- PROVIDED RECORDS:

------------------------------------------------------------

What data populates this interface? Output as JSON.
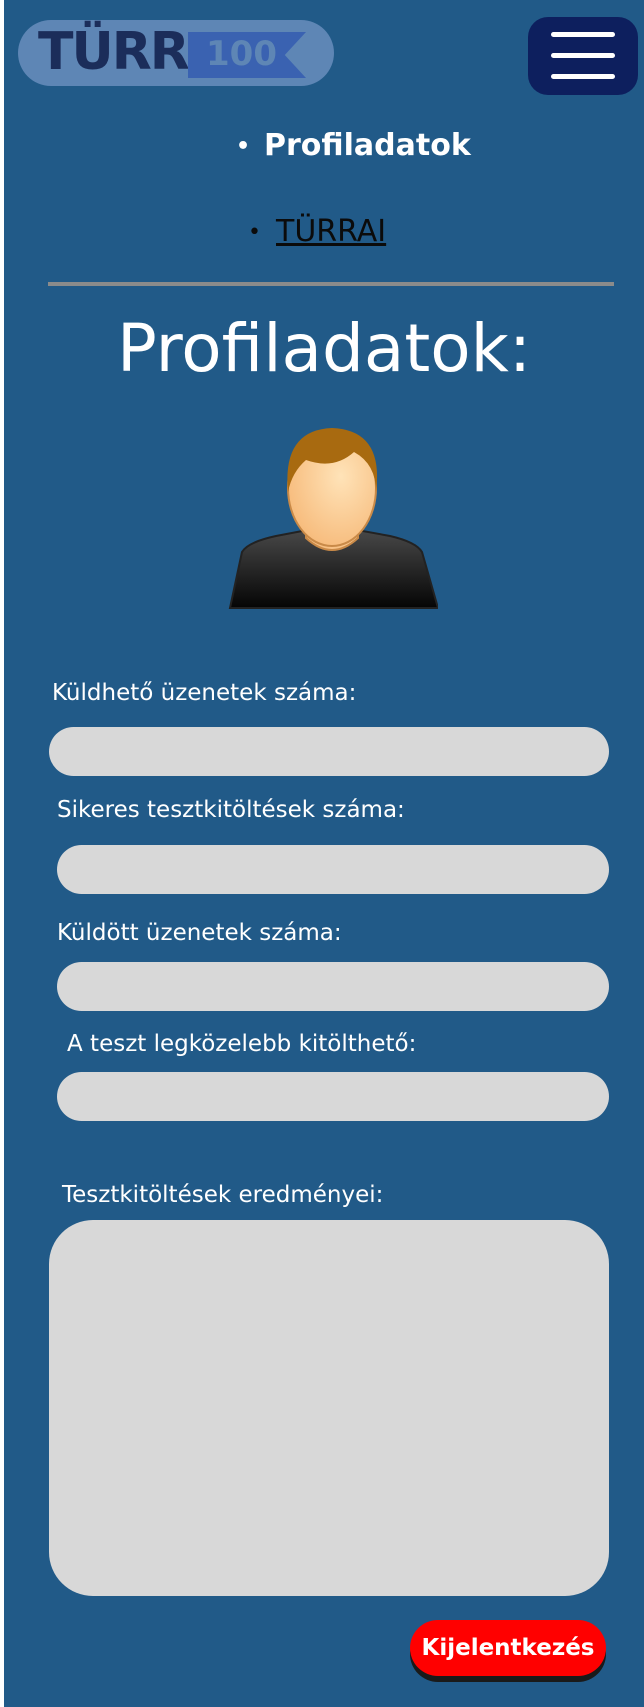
{
  "header": {
    "logo_text": "TÜRR",
    "logo_number": "100",
    "menu_icon": "hamburger-menu-icon"
  },
  "nav": {
    "items": [
      {
        "label": "Profiladatok",
        "active": true
      },
      {
        "label": "TÜRRAI",
        "active": false
      }
    ]
  },
  "main": {
    "title": "Profiladatok:",
    "avatar_icon": "user-avatar-icon",
    "fields": [
      {
        "label": "Küldhető üzenetek száma:",
        "value": ""
      },
      {
        "label": "Sikeres tesztkitöltések száma:",
        "value": ""
      },
      {
        "label": "Küldött üzenetek száma:",
        "value": ""
      },
      {
        "label": "A teszt legközelebb kitölthető:",
        "value": ""
      }
    ],
    "results_label": "Tesztkitöltések eredményei:",
    "results_value": ""
  },
  "logout_label": "Kijelentkezés",
  "colors": {
    "background": "#215a88",
    "field": "#d8d8d8",
    "logout": "#ff0000",
    "menu_button": "#0d1f5e"
  }
}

------------------------------------------------------------

- WHAT THIS TASK INVOLVES: Pull out each line holding the string "száma".

- TASK ANSWER:
        "label": "Küldhető üzenetek száma:",
        "label": "Sikeres tesztkitöltések száma:",
        "label": "Küldött üzenetek száma:",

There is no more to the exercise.